Rewrite the rows beginning at the line that has "row-type[interactable]: String: [716, 556, 771, 580]" and stopping after the line that has "plist-outline: Root Dictionary", swapping "Dictionary" for "Dict" and leaving everything else as it is.

** Begin **

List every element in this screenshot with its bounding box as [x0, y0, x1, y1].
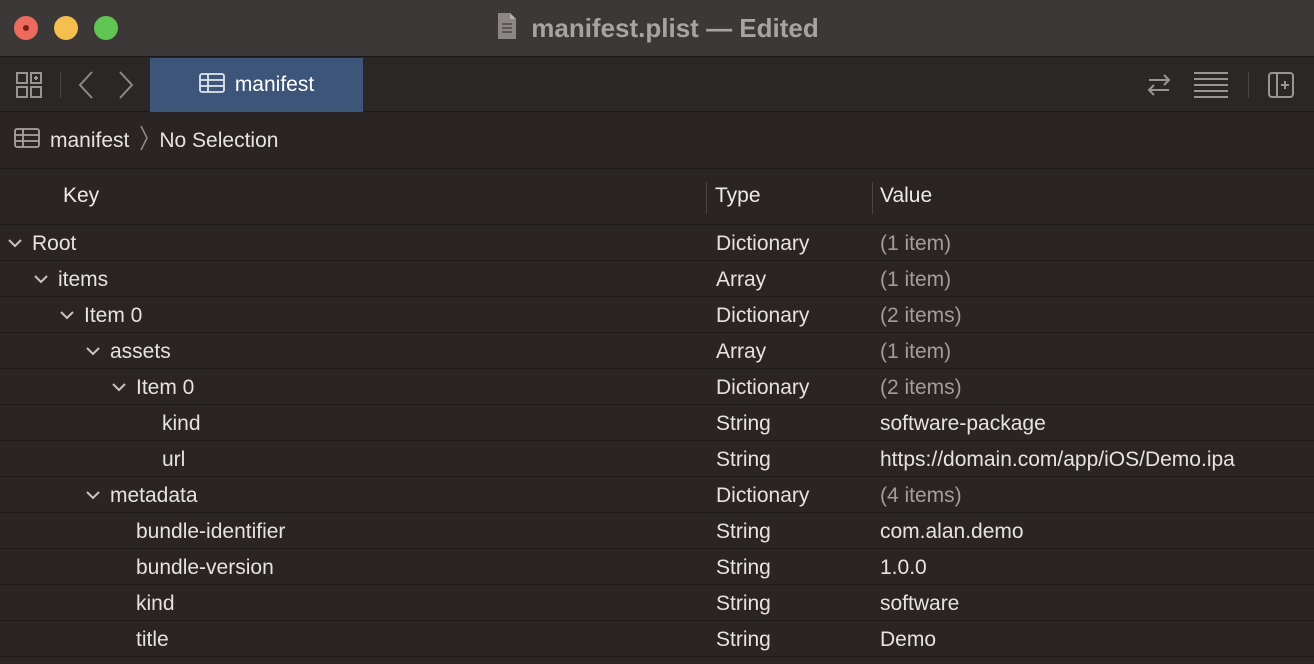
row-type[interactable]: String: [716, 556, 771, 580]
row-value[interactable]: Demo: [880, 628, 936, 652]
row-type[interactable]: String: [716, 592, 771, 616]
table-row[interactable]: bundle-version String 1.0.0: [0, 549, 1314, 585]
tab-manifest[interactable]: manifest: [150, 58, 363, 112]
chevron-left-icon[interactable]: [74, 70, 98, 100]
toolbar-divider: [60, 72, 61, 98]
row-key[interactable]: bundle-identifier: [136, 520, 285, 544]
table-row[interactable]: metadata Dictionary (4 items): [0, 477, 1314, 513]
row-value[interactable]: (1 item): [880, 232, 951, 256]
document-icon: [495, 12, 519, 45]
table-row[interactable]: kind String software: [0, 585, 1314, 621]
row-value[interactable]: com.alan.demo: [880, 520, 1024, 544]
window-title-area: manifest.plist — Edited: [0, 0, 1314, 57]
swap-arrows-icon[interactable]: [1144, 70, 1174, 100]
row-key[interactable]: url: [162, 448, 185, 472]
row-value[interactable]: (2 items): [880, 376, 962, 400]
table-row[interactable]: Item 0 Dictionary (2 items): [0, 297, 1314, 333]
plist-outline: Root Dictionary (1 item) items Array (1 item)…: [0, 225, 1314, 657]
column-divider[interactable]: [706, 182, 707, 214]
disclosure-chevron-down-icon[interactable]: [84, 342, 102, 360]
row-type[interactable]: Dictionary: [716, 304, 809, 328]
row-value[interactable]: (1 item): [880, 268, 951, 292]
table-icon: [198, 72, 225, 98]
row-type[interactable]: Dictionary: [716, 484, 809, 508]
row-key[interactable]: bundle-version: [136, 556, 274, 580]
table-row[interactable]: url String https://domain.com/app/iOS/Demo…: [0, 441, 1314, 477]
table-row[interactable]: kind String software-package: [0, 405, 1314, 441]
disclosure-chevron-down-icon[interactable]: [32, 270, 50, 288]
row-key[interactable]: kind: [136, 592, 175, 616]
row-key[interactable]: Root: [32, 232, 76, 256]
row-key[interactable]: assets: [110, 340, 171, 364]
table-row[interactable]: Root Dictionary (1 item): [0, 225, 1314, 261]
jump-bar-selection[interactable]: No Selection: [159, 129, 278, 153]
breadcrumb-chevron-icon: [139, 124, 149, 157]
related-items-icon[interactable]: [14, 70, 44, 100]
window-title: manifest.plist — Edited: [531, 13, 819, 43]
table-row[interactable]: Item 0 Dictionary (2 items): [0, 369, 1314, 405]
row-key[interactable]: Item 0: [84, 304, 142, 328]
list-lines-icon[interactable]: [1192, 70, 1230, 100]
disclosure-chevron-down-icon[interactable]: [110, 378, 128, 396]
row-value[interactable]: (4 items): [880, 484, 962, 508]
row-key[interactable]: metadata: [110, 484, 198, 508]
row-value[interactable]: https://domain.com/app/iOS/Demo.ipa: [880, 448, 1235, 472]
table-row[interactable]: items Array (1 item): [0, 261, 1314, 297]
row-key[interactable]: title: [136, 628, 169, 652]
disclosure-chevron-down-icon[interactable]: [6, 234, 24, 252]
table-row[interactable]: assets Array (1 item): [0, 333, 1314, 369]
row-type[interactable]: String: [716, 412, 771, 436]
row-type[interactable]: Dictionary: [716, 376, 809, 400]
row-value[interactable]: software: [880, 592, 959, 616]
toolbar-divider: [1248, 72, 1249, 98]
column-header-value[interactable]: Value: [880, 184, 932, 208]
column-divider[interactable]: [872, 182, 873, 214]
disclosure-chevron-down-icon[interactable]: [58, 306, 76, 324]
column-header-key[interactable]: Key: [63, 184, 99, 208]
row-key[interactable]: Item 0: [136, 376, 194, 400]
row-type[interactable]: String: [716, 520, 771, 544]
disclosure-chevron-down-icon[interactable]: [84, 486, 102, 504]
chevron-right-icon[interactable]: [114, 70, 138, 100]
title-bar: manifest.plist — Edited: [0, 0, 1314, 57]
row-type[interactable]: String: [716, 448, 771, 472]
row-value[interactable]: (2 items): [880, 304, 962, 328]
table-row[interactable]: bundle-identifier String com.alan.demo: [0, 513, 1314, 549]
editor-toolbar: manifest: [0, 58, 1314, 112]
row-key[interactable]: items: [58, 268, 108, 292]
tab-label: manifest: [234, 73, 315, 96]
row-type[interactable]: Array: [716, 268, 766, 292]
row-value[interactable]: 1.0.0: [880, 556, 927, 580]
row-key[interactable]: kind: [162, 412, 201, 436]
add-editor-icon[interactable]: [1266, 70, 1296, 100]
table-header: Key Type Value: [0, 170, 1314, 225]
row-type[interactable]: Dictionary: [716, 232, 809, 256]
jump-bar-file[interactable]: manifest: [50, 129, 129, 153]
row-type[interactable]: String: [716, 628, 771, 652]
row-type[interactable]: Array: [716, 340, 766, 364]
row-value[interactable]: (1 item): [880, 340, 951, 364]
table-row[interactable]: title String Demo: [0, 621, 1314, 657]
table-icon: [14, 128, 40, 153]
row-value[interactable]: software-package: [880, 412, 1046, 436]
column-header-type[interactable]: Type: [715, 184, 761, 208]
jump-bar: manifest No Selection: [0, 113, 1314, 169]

** End **
** Begin **

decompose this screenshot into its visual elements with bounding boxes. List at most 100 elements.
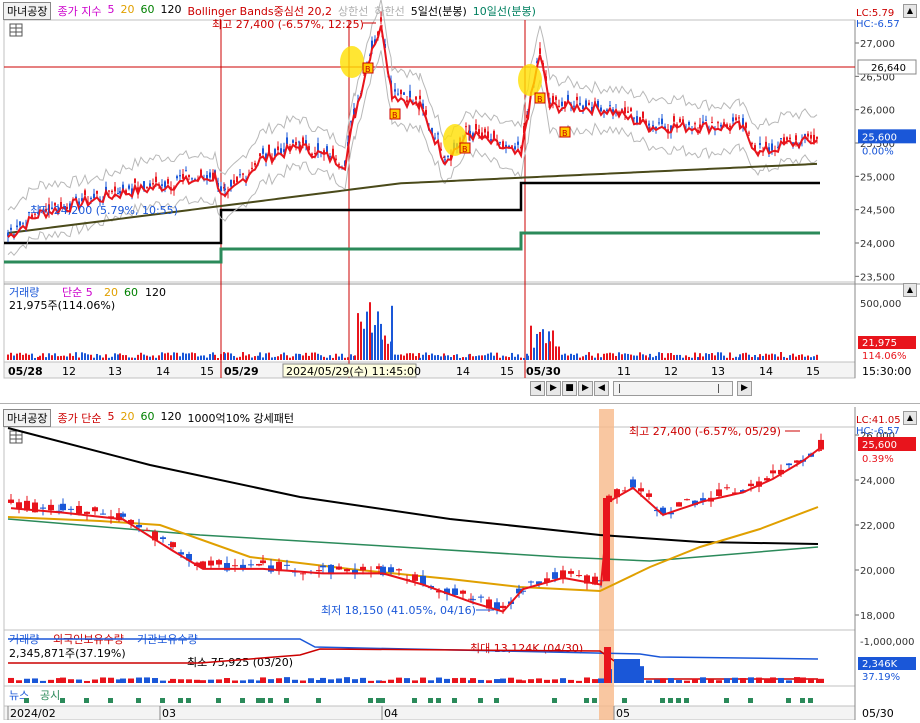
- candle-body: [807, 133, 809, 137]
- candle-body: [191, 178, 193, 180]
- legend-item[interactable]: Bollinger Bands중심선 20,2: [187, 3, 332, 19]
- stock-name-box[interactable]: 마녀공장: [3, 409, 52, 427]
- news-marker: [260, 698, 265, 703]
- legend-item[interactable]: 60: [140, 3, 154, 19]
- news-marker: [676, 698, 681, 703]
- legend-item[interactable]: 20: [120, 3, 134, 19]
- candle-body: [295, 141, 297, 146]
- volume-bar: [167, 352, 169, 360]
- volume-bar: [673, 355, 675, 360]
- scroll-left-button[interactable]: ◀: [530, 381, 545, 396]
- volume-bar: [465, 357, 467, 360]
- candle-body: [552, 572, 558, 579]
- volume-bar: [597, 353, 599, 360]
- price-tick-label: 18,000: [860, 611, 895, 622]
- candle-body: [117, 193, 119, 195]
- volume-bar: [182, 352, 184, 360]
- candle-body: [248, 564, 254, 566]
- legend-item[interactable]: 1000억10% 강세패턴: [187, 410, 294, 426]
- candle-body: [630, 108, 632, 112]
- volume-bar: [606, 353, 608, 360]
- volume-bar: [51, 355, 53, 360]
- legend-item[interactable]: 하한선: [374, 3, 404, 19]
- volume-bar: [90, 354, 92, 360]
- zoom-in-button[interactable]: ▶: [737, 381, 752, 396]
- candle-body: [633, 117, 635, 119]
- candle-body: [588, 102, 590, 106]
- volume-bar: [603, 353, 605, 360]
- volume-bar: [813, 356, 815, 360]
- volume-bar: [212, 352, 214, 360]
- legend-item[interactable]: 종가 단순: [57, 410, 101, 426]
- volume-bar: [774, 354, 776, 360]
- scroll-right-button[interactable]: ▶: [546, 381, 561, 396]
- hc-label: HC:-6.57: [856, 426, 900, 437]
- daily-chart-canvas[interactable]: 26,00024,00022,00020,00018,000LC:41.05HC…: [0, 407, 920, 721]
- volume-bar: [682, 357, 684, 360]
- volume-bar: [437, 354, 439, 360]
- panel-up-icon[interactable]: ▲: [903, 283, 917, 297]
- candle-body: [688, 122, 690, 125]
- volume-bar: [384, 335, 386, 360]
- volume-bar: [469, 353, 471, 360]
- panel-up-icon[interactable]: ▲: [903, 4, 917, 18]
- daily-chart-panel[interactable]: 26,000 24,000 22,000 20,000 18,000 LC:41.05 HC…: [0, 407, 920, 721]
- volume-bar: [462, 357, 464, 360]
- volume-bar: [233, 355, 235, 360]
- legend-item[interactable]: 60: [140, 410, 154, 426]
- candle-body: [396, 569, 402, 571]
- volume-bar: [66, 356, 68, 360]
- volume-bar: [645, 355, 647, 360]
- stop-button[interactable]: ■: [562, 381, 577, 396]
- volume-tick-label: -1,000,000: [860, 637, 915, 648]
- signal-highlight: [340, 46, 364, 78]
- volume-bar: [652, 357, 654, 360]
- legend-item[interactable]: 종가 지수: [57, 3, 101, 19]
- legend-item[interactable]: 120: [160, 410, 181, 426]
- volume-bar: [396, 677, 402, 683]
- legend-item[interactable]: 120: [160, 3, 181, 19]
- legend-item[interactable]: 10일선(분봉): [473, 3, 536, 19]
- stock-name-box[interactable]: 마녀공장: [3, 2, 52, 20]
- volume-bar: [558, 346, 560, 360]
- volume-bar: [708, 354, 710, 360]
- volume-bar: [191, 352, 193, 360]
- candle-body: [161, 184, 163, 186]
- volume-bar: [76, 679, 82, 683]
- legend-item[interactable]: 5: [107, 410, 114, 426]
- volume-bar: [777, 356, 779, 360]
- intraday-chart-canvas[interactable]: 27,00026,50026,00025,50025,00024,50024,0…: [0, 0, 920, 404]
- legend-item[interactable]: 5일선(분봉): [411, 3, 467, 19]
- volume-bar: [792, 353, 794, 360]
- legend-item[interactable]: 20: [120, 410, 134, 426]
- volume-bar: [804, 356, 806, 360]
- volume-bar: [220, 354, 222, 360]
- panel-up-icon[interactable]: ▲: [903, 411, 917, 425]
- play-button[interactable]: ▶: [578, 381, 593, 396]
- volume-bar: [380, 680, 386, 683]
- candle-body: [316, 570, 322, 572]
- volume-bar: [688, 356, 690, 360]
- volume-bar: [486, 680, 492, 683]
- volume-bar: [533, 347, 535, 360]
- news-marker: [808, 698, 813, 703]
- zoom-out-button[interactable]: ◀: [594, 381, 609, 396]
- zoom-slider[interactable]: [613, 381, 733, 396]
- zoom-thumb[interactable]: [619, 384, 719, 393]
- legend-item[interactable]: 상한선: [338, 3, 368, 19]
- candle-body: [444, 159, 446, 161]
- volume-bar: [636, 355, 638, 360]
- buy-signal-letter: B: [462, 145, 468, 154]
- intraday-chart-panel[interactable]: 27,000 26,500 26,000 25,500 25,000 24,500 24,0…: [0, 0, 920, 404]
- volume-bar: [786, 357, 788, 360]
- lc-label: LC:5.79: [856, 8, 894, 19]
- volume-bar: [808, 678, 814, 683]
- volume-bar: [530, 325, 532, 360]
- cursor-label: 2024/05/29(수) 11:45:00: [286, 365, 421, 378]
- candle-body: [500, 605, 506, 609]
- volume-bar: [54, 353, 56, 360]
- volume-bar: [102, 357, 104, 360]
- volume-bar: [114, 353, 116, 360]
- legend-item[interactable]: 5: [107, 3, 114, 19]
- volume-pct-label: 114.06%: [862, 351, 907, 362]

** End **

> Response below
row-type[interactable]: String: [716, 556, 771, 580]
row-value[interactable]: Demo: [880, 628, 936, 652]
row-type[interactable]: String: [716, 592, 771, 616]
table-row[interactable]: bundle-version String 1.0.0: [0, 549, 1314, 585]
tab-manifest[interactable]: manifest: [150, 58, 363, 112]
chevron-left-icon[interactable]: [74, 70, 98, 100]
toolbar-divider: [60, 72, 61, 98]
row-key[interactable]: bundle-identifier: [136, 520, 285, 544]
table-row[interactable]: metadata Dict (4 items): [0, 477, 1314, 513]
row-value[interactable]: (1 item): [880, 232, 951, 256]
document-icon: [495, 12, 519, 45]
table-row[interactable]: kind String software: [0, 585, 1314, 621]
row-value[interactable]: com.alan.demo: [880, 520, 1024, 544]
window-title-area: manifest.plist — Edited: [0, 0, 1314, 57]
swap-arrows-icon[interactable]: [1144, 70, 1174, 100]
row-key[interactable]: url: [162, 448, 185, 472]
row-value[interactable]: (2 items): [880, 376, 962, 400]
table-row[interactable]: Item 0 Dict (2 items): [0, 297, 1314, 333]
plist-outline: Root Dict (1 item) items Array (1 item)…: [0, 225, 1314, 657]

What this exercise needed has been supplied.